> **RECORDS SUPPLIED**
● ● ● ● ● ● ●
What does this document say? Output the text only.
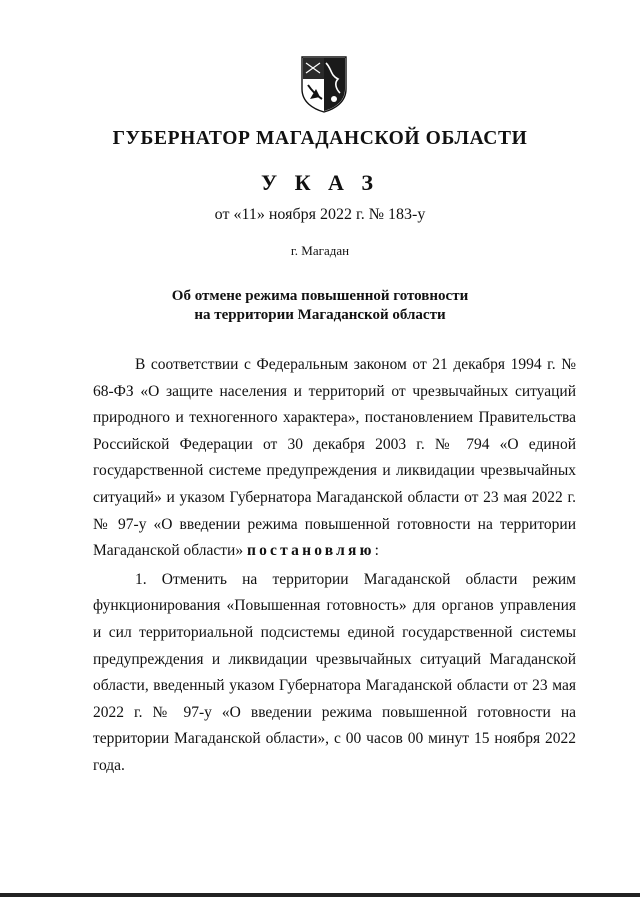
ГУБЕРНАТОР МАГАДАНСКОЙ ОБЛАСТИ
У К А З
от «11» ноября 2022 г. № 183-у
г. Магадан
Об отмене режима повышенной готовности
на территории Магаданской области

В соответствии с Федеральным законом от 21 декабря 1994 г. № 68-ФЗ «О защите населения и территорий от чрезвычайных ситуаций природного и техногенного характера», постановлением Правительства Российской Федерации от 30 декабря 2003 г. № 794 «О единой государственной системе предупреждения и ликвидации чрезвычайных ситуаций» и указом Губернатора Магаданской области от 23 мая 2022 г. № 97-у «О введении режима повышенной готовности на территории Магаданской области» постановляю:

1. Отменить на территории Магаданской области режим функционирования «Повышенная готовность» для органов управления и сил территориальной подсистемы единой государственной системы предупреждения и ликвидации чрезвычайных ситуаций Магаданской области, введенный указом Губернатора Магаданской области от 23 мая 2022 г. № 97-у «О введении режима повышенной готовности на территории Магаданской области», с 00 часов 00 минут 15 ноября 2022 года.
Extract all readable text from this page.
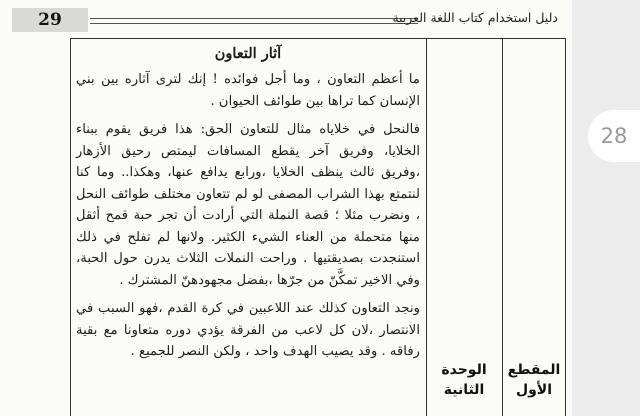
29	دليل استخدام كتاب اللغة العربية

آثار التعاون

ما أعظم التعاون ، وما أجل فوائده ! إنك لترى آثاره بين بني الإنسان كما تراها بين طوائف الحيوان .

فالنحل في خلاياه مثال للتعاون الحق: هذا فريق يقوم ببناء الخلايا، وفريق آخر يقطع المسافات ليمتص رحيق الأزهار ،وفريق ثالث ينظف الخلايا ،ورابع يدافع عنها، وهكذا.. وما كنا لنتمتع بهذا الشراب المصفى لو لم تتعاون مختلف طوائف النحل ، ونضرب مثلا ؛ قصة النملة التي أرادت أن تجر حبة قمح أثقل منها متحملة من العناء الشيء الكثير. ولانها لم تفلح في ذلك استنجدت بصديقتيها . وراحت النملات الثلاث يدرن حول الحبة، وفي الاخير تمكَّنّ من جرّها ،بفضل مجهودهنّ المشترك .

ونجد التعاون كذلك عند اللاعبين في كرة القدم ،فهو السبب في الانتصار ،لان كل لاعب من الفرقة يؤدي دوره متعاونا مع بقية رفاقه . وقد يصيب الهدف واحد ، ولكن النصر للجميع .

الوحدة الثانية
المقطع الأول
28
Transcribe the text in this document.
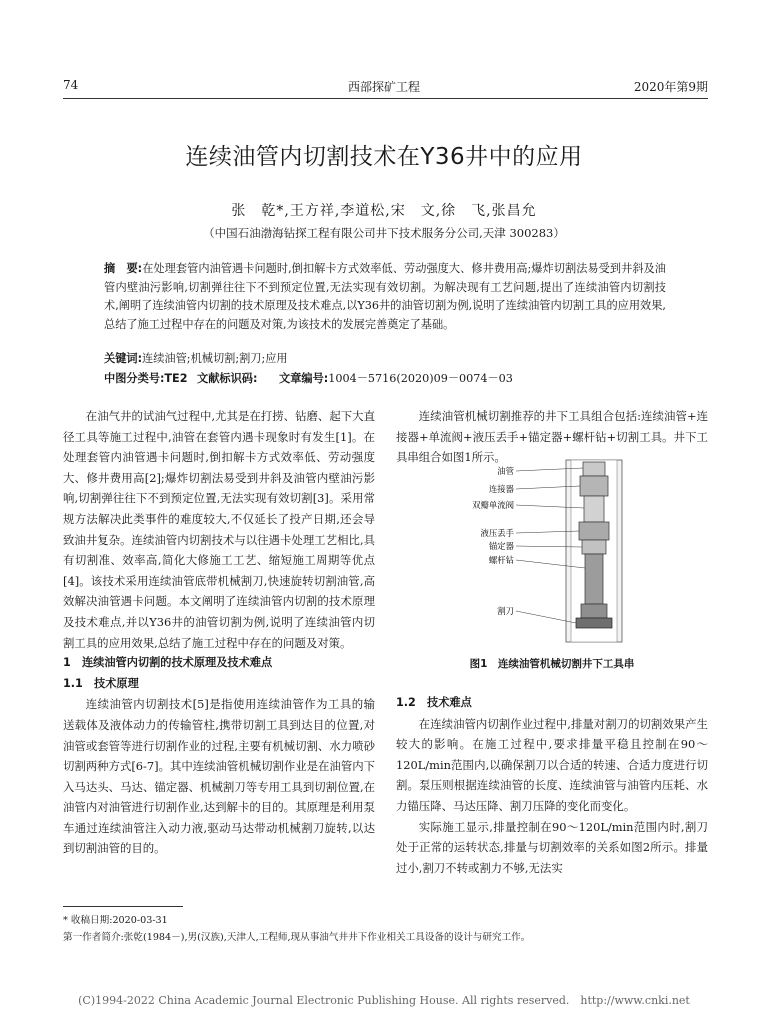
74	西部探矿工程	2020年第9期
连续油管内切割技术在Y36井中的应用
张　乾*,王方祥,李道松,宋　文,徐　飞,张昌允
（中国石油渤海钻探工程有限公司井下技术服务分公司,天津 300283）
摘　要:在处理套管内油管遇卡问题时,倒扣解卡方式效率低、劳动强度大、修井费用高;爆炸切割法易受到井斜及油管内壁油污影响,切割弹往往下不到预定位置,无法实现有效切割。为解决现有工艺问题,提出了连续油管内切割技术,阐明了连续油管内切割的技术原理及技术难点,以Y36井的油管切割为例,说明了连续油管内切割工具的应用效果,总结了施工过程中存在的问题及对策,为该技术的发展完善奠定了基础。
关键词:连续油管;机械切割;割刀;应用
中图分类号:TE2 文献标识码: 文章编号:1004－5716(2020)09－0074－03

在油气井的试油气过程中,尤其是在打捞、钻磨、起下大直径工具等施工过程中,油管在套管内遇卡现象时有发生[1]。在处理套管内油管遇卡问题时,倒扣解卡方式效率低、劳动强度大、修井费用高[2];爆炸切割法易受到井斜及油管内壁油污影响,切割弹往往下不到预定位置,无法实现有效切割[3]。采用常规方法解决此类事件的难度较大,不仅延长了投产日期,还会导致油井复杂。连续油管内切割技术与以往遇卡处理工艺相比,具有切割准、效率高,简化大修施工工艺、缩短施工周期等优点[4]。该技术采用连续油管底带机械割刀,快速旋转切割油管,高效解决油管遇卡问题。本文阐明了连续油管内切割的技术原理及技术难点,并以Y36井的油管切割为例,说明了连续油管内切割工具的应用效果,总结了施工过程中存在的问题及对策。

1　连续油管内切割的技术原理及技术难点

1.1　技术原理

连续油管内切割技术[5]是指使用连续油管作为工具的输送载体及液体动力的传输管柱,携带切割工具到达目的位置,对油管或套管等进行切割作业的过程,主要有机械切割、水力喷砂切割两种方式[6-7]。其中连续油管机械切割作业是在油管内下入马达头、马达、锚定器、机械割刀等专用工具到切割位置,在油管内对油管进行切割作业,达到解卡的目的。其原理是利用泵车通过连续油管注入动力液,驱动马达带动机械割刀旋转,以达到切割油管的目的。

连续油管机械切割推荐的井下工具组合包括:连续油管+连接器+单流阀+液压丢手+锚定器+螺杆钻+切割工具。井下工具串组合如图1所示。

油管
连接器
双瓣单流阀
液压丢手
锚定器
螺杆钻
割刀
图1　连续油管机械切割井下工具串

1.2　技术难点

在连续油管内切割作业过程中,排量对割刀的切割效果产生较大的影响。在施工过程中,要求排量平稳且控制在90～120L/min范围内,以确保割刀以合适的转速、合适力度进行切割。泵压则根据连续油管的长度、连续油管与油管内压耗、水力锚压降、马达压降、割刀压降的变化而变化。

实际施工显示,排量控制在90～120L/min范围内时,割刀处于正常的运转状态,排量与切割效率的关系如图2所示。排量过小,割刀不转或割力不够,无法实

* 收稿日期:2020-03-31
第一作者简介:张乾(1984－),男(汉族),天津人,工程师,现从事油气井井下作业相关工具设备的设计与研究工作。
(C)1994-2022 China Academic Journal Electronic Publishing House. All rights reserved.　http://www.cnki.net
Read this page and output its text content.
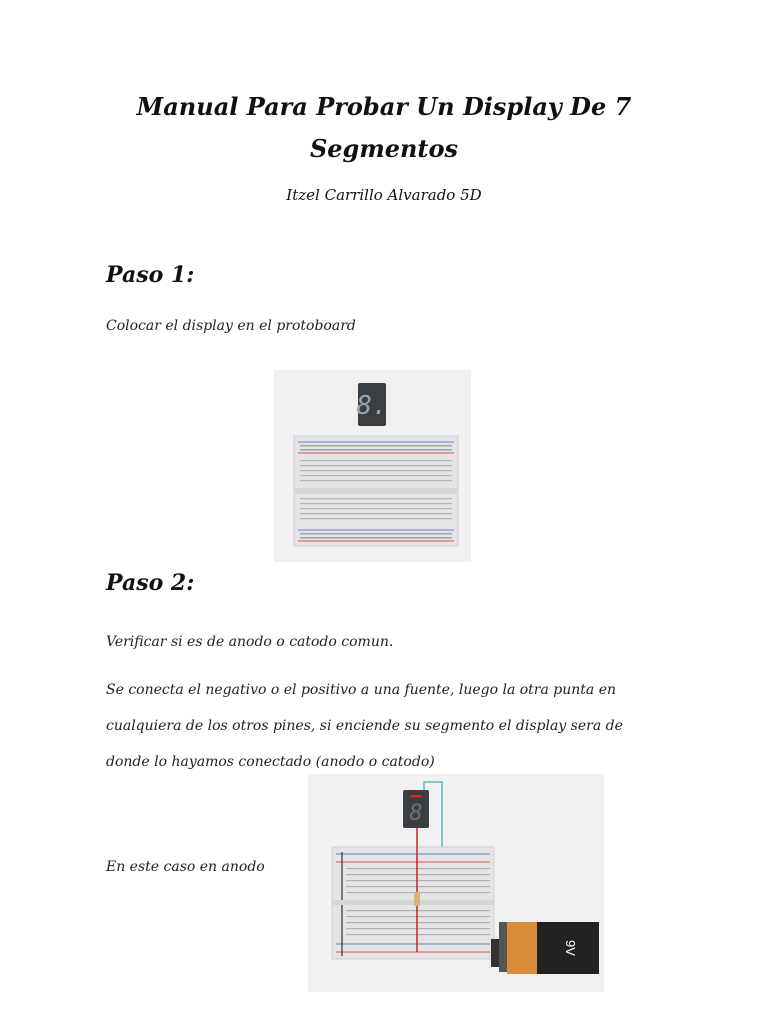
Manual Para Probar Un Display De 7
Segmentos
Itzel Carrillo Alvarado 5D
Paso 1:
Colocar el display en el protoboard
8.
Paso 2:
Verificar si es de anodo o catodo comun.
Se conecta el negativo o el positivo a una fuente, luego la otra punta en cualquiera de los otros pines, si enciende su segmento el display sera de donde lo hayamos conectado (anodo o catodo)
En este caso en anodo
8
9V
● ● ● ● ● ● ●
> **INSTRUCTION**
From the records given above, reproduce all text exactly and exclude each picture.

> **COMPLETE RESPONSE**
What does this document say? Output the text only.
ГУБЕРНАТОР МАГАДАНСКОЙ ОБЛАСТИ
У К А З
от «11» ноября 2022 г. № 183-у
г. Магадан
Об отмене режима повышенной готовности
на территории Магаданской области

В соответствии с Федеральным законом от 21 декабря 1994 г. № 68-ФЗ «О защите населения и территорий от чрезвычайных ситуаций природного и техногенного характера», постановлением Правительства Российской Федерации от 30 декабря 2003 г. № 794 «О единой государственной системе предупреждения и ликвидации чрезвычайных ситуаций» и указом Губернатора Магаданской области от 23 мая 2022 г. № 97-у «О введении режима повышенной готовности на территории Магаданской области» постановляю:

1. Отменить на территории Магаданской области режим функционирования «Повышенная готовность» для органов управления и сил территориальной подсистемы единой государственной системы предупреждения и ликвидации чрезвычайных ситуаций Магаданской области, введенный указом Губернатора Магаданской области от 23 мая 2022 г. № 97-у «О введении режима повышенной готовности на территории Магаданской области», с 00 часов 00 минут 15 ноября 2022 года.
Extract all readable text from this page.
29	دليل استخدام كتاب اللغة العربية

آثار التعاون

ما أعظم التعاون ، وما أجل فوائده ! إنك لترى آثاره بين بني الإنسان كما تراها بين طوائف الحيوان .

فالنحل في خلاياه مثال للتعاون الحق: هذا فريق يقوم ببناء الخلايا، وفريق آخر يقطع المسافات ليمتص رحيق الأزهار ،وفريق ثالث ينظف الخلايا ،ورابع يدافع عنها، وهكذا.. وما كنا لنتمتع بهذا الشراب المصفى لو لم تتعاون مختلف طوائف النحل ، ونضرب مثلا ؛ قصة النملة التي أرادت أن تجر حبة قمح أثقل منها متحملة من العناء الشيء الكثير. ولانها لم تفلح في ذلك استنجدت بصديقتيها . وراحت النملات الثلاث يدرن حول الحبة، وفي الاخير تمكَّنّ من جرّها ،بفضل مجهودهنّ المشترك .

ونجد التعاون كذلك عند اللاعبين في كرة القدم ،فهو السبب في الانتصار ،لان كل لاعب من الفرقة يؤدي دوره متعاونا مع بقية رفاقه . وقد يصيب الهدف واحد ، ولكن النصر للجميع .

الوحدة الثانية
المقطع الأول
28
Transcribe the text in this document.
74	西部探矿工程	2020年第9期
连续油管内切割技术在Y36井中的应用
张　乾*,王方祥,李道松,宋　文,徐　飞,张昌允
（中国石油渤海钻探工程有限公司井下技术服务分公司,天津 300283）
摘　要:在处理套管内油管遇卡问题时,倒扣解卡方式效率低、劳动强度大、修井费用高;爆炸切割法易受到井斜及油管内壁油污影响,切割弹往往下不到预定位置,无法实现有效切割。为解决现有工艺问题,提出了连续油管内切割技术,阐明了连续油管内切割的技术原理及技术难点,以Y36井的油管切割为例,说明了连续油管内切割工具的应用效果,总结了施工过程中存在的问题及对策,为该技术的发展完善奠定了基础。
关键词:连续油管;机械切割;割刀;应用
中图分类号:TE2 文献标识码: 文章编号:1004－5716(2020)09－0074－03

在油气井的试油气过程中,尤其是在打捞、钻磨、起下大直径工具等施工过程中,油管在套管内遇卡现象时有发生[1]。在处理套管内油管遇卡问题时,倒扣解卡方式效率低、劳动强度大、修井费用高[2];爆炸切割法易受到井斜及油管内壁油污影响,切割弹往往下不到预定位置,无法实现有效切割[3]。采用常规方法解决此类事件的难度较大,不仅延长了投产日期,还会导致油井复杂。连续油管内切割技术与以往遇卡处理工艺相比,具有切割准、效率高,简化大修施工工艺、缩短施工周期等优点[4]。该技术采用连续油管底带机械割刀,快速旋转切割油管,高效解决油管遇卡问题。本文阐明了连续油管内切割的技术原理及技术难点,并以Y36井的油管切割为例,说明了连续油管内切割工具的应用效果,总结了施工过程中存在的问题及对策。

1　连续油管内切割的技术原理及技术难点

1.1　技术原理

连续油管内切割技术[5]是指使用连续油管作为工具的输送载体及液体动力的传输管柱,携带切割工具到达目的位置,对油管或套管等进行切割作业的过程,主要有机械切割、水力喷砂切割两种方式[6-7]。其中连续油管机械切割作业是在油管内下入马达头、马达、锚定器、机械割刀等专用工具到切割位置,在油管内对油管进行切割作业,达到解卡的目的。其原理是利用泵车通过连续油管注入动力液,驱动马达带动机械割刀旋转,以达到切割油管的目的。

连续油管机械切割推荐的井下工具组合包括:连续油管+连接器+单流阀+液压丢手+锚定器+螺杆钻+切割工具。井下工具串组合如图1所示。

油管
连接器
双瓣单流阀
液压丢手
锚定器
螺杆钻
割刀
图1　连续油管机械切割井下工具串

1.2　技术难点

在连续油管内切割作业过程中,排量对割刀的切割效果产生较大的影响。在施工过程中,要求排量平稳且控制在90～120L/min范围内,以确保割刀以合适的转速、合适力度进行切割。泵压则根据连续油管的长度、连续油管与油管内压耗、水力锚压降、马达压降、割刀压降的变化而变化。

实际施工显示,排量控制在90～120L/min范围内时,割刀处于正常的运转状态,排量与切割效率的关系如图2所示。排量过小,割刀不转或割力不够,无法实

* 收稿日期:2020-03-31
第一作者简介:张乾(1984－),男(汉族),天津人,工程师,现从事油气井井下作业相关工具设备的设计与研究工作。
(C)1994-2022 China Academic Journal Electronic Publishing House. All rights reserved.　http://www.cnki.net
Read this page and output its text content.
Manual Para Probar Un Display De 7
Segmentos
Itzel Carrillo Alvarado 5D
Paso 1:
Colocar el display en el protoboard
8.
Paso 2:
Verificar si es de anodo o catodo comun.
Se conecta el negativo o el positivo a una fuente, luego la otra punta en cualquiera de los otros pines, si enciende su segmento el display sera de donde lo hayamos conectado (anodo o catodo)
En este caso en anodo
8
9V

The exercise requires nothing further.